(Records from a collection)

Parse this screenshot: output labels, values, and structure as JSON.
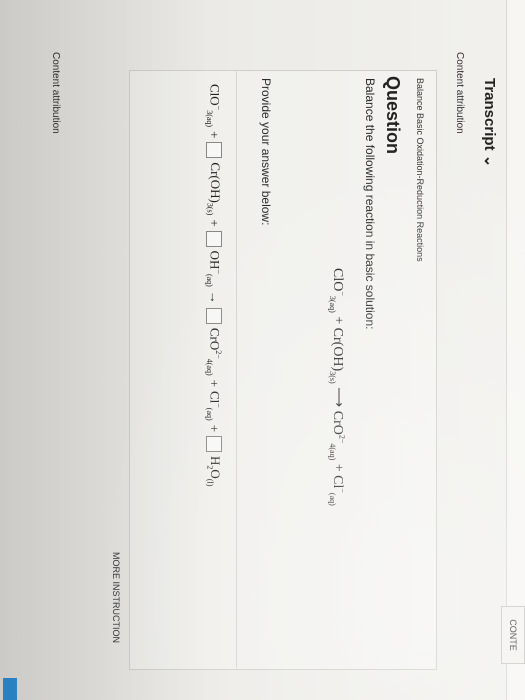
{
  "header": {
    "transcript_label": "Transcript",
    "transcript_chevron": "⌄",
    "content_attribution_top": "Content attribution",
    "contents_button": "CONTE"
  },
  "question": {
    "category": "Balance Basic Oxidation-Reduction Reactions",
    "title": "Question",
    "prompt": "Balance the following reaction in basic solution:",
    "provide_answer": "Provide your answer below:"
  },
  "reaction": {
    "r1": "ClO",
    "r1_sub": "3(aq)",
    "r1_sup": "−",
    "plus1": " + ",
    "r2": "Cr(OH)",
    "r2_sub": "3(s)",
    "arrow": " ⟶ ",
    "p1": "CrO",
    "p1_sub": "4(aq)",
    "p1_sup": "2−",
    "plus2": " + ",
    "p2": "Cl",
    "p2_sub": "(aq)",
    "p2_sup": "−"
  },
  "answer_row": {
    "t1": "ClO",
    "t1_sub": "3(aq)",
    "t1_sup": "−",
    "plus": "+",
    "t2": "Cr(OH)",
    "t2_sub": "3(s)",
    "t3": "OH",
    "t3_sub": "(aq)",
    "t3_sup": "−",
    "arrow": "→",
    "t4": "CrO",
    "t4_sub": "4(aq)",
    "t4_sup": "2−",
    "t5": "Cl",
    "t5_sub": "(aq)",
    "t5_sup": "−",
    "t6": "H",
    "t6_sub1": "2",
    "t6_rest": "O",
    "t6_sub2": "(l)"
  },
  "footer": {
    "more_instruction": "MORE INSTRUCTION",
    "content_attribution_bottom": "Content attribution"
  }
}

> Task details
The records above need to be given again exactly. Omit the pictures.

> Exercise answer
Parse this screenshot: output labels, values, and structure as JSON.
{
  "header": {
    "transcript_label": "Transcript",
    "transcript_chevron": "⌄",
    "content_attribution_top": "Content attribution",
    "contents_button": "CONTE"
  },
  "question": {
    "category": "Balance Basic Oxidation-Reduction Reactions",
    "title": "Question",
    "prompt": "Balance the following reaction in basic solution:",
    "provide_answer": "Provide your answer below:"
  },
  "reaction": {
    "r1": "ClO",
    "r1_sub": "3(aq)",
    "r1_sup": "−",
    "plus1": " + ",
    "r2": "Cr(OH)",
    "r2_sub": "3(s)",
    "arrow": " ⟶ ",
    "p1": "CrO",
    "p1_sub": "4(aq)",
    "p1_sup": "2−",
    "plus2": " + ",
    "p2": "Cl",
    "p2_sub": "(aq)",
    "p2_sup": "−"
  },
  "answer_row": {
    "t1": "ClO",
    "t1_sub": "3(aq)",
    "t1_sup": "−",
    "plus": "+",
    "t2": "Cr(OH)",
    "t2_sub": "3(s)",
    "t3": "OH",
    "t3_sub": "(aq)",
    "t3_sup": "−",
    "arrow": "→",
    "t4": "CrO",
    "t4_sub": "4(aq)",
    "t4_sup": "2−",
    "t5": "Cl",
    "t5_sub": "(aq)",
    "t5_sup": "−",
    "t6": "H",
    "t6_sub1": "2",
    "t6_rest": "O",
    "t6_sub2": "(l)"
  },
  "footer": {
    "more_instruction": "MORE INSTRUCTION",
    "content_attribution_bottom": "Content attribution"
  }
}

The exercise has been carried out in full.